(Your instructions) Identify the lines holding "dostawców" and copy them.

(Supplied entries)

* START *

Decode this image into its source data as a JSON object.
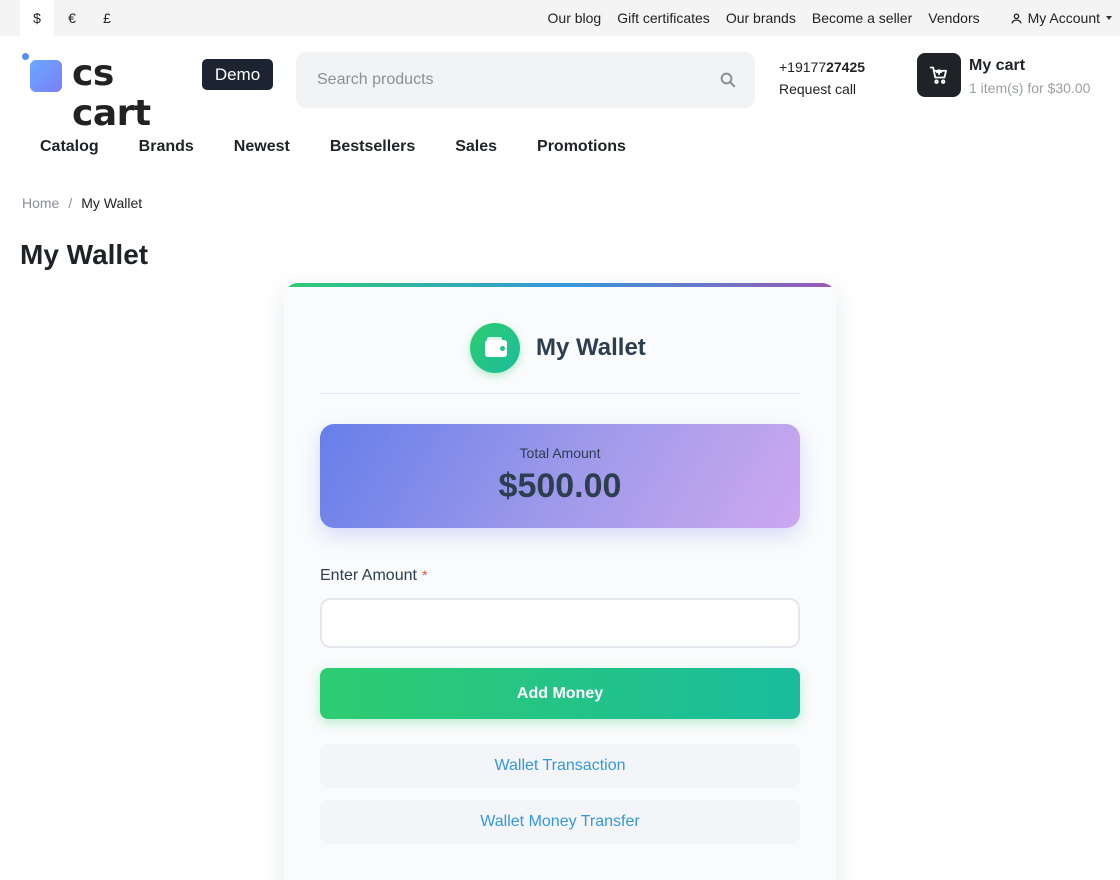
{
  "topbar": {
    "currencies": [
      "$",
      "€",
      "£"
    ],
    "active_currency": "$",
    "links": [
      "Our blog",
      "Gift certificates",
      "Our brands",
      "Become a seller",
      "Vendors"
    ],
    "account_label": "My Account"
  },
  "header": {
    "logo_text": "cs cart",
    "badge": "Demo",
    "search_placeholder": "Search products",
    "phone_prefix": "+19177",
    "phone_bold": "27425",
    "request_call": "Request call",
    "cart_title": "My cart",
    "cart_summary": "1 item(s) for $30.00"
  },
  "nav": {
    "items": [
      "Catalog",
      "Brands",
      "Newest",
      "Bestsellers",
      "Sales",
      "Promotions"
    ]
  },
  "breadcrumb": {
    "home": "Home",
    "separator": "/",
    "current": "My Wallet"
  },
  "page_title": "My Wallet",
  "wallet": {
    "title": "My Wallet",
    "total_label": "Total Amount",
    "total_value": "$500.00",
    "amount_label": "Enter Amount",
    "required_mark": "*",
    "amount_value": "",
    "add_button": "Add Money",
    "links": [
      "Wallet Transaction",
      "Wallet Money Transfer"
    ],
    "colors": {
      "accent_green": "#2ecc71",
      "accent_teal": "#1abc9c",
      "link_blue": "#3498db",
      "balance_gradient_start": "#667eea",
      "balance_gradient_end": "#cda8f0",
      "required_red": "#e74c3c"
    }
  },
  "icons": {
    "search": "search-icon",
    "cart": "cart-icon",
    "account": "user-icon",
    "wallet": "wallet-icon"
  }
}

* END *
* START *

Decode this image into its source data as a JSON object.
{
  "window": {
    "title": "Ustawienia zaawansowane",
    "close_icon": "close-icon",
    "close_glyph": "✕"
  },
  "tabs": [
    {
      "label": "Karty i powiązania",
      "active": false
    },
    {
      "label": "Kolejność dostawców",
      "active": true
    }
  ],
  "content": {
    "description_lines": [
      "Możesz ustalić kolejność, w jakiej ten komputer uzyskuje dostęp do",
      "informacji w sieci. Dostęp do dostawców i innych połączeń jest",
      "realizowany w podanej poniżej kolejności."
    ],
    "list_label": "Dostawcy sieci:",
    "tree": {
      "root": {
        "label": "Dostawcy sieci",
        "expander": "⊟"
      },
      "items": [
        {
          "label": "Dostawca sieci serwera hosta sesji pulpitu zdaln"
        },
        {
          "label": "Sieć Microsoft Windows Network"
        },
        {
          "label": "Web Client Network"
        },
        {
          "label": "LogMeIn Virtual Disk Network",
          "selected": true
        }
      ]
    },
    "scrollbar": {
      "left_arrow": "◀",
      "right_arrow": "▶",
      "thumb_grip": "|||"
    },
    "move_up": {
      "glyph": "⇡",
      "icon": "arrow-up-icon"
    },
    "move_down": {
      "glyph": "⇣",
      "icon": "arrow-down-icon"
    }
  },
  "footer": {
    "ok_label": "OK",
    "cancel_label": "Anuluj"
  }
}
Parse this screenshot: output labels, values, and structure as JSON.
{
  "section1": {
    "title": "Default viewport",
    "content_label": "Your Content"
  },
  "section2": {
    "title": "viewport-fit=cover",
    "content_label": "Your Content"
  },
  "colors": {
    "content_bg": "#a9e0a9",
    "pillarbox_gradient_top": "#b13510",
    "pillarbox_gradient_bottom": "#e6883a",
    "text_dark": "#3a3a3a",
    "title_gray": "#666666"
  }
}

* END *
* START *

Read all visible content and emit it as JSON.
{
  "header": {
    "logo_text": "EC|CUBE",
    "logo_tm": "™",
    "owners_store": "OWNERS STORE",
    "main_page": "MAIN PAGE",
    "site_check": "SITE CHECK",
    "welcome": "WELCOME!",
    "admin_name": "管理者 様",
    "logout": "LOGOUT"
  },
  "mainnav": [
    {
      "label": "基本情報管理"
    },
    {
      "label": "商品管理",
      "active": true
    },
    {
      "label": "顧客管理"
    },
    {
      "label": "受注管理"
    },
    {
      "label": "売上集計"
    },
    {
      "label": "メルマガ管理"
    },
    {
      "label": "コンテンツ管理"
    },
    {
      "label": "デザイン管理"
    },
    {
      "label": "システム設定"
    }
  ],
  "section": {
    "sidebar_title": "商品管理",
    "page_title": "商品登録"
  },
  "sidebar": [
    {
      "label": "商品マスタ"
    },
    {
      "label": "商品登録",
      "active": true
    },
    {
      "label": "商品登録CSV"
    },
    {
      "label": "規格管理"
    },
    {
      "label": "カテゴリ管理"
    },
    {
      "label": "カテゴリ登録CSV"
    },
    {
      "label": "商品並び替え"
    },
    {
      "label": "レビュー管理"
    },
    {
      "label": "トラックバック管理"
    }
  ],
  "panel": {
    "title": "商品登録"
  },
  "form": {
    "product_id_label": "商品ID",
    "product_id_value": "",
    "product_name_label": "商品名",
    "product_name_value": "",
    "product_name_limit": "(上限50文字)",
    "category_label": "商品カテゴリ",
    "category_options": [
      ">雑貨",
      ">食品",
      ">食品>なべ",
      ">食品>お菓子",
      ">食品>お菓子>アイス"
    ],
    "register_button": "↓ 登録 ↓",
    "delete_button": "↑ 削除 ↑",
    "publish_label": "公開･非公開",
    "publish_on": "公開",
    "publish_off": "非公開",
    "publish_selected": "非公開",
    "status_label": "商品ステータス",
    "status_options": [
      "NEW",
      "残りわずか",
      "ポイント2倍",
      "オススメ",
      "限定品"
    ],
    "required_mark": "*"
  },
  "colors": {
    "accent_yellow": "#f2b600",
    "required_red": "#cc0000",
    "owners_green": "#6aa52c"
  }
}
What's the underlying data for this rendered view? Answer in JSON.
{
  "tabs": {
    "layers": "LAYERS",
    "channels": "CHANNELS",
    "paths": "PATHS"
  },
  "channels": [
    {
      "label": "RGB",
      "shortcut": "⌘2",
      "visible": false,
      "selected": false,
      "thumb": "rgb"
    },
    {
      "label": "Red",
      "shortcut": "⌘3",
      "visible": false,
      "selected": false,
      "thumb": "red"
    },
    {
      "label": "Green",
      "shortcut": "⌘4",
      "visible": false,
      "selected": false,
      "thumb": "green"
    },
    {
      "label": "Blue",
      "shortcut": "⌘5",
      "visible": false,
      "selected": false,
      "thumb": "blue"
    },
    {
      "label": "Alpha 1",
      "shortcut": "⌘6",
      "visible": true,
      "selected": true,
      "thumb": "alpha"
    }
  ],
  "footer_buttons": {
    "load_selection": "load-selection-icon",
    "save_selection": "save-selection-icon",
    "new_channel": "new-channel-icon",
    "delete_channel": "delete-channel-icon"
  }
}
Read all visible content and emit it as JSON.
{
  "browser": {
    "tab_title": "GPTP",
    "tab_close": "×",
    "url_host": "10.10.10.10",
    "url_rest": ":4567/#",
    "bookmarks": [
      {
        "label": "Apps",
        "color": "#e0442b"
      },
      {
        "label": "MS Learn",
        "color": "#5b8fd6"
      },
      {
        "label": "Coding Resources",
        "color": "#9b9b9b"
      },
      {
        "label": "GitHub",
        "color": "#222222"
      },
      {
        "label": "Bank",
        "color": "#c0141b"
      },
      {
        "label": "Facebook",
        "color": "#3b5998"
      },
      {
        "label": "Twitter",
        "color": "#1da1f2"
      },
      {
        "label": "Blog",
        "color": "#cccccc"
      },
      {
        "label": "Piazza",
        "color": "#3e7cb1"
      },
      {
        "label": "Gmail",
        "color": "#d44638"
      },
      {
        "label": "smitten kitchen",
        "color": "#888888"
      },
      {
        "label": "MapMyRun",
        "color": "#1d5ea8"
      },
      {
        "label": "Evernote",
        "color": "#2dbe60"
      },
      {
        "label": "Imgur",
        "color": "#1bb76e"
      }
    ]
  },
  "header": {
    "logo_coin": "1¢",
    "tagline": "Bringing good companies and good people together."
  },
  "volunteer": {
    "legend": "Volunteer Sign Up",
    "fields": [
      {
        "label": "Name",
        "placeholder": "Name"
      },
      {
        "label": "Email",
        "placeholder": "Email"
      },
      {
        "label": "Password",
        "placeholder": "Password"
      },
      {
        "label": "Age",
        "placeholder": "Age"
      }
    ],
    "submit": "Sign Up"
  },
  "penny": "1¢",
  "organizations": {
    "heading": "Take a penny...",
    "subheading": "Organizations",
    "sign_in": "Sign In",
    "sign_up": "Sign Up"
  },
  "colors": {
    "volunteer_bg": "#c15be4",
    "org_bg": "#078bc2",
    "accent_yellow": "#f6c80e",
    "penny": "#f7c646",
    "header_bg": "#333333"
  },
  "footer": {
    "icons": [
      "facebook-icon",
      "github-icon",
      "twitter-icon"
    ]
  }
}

* END *

(Answer for the task)
      "label": "Kolejność dostawców",
      "informacji w sieci. Dostęp do dostawców i innych połączeń jest",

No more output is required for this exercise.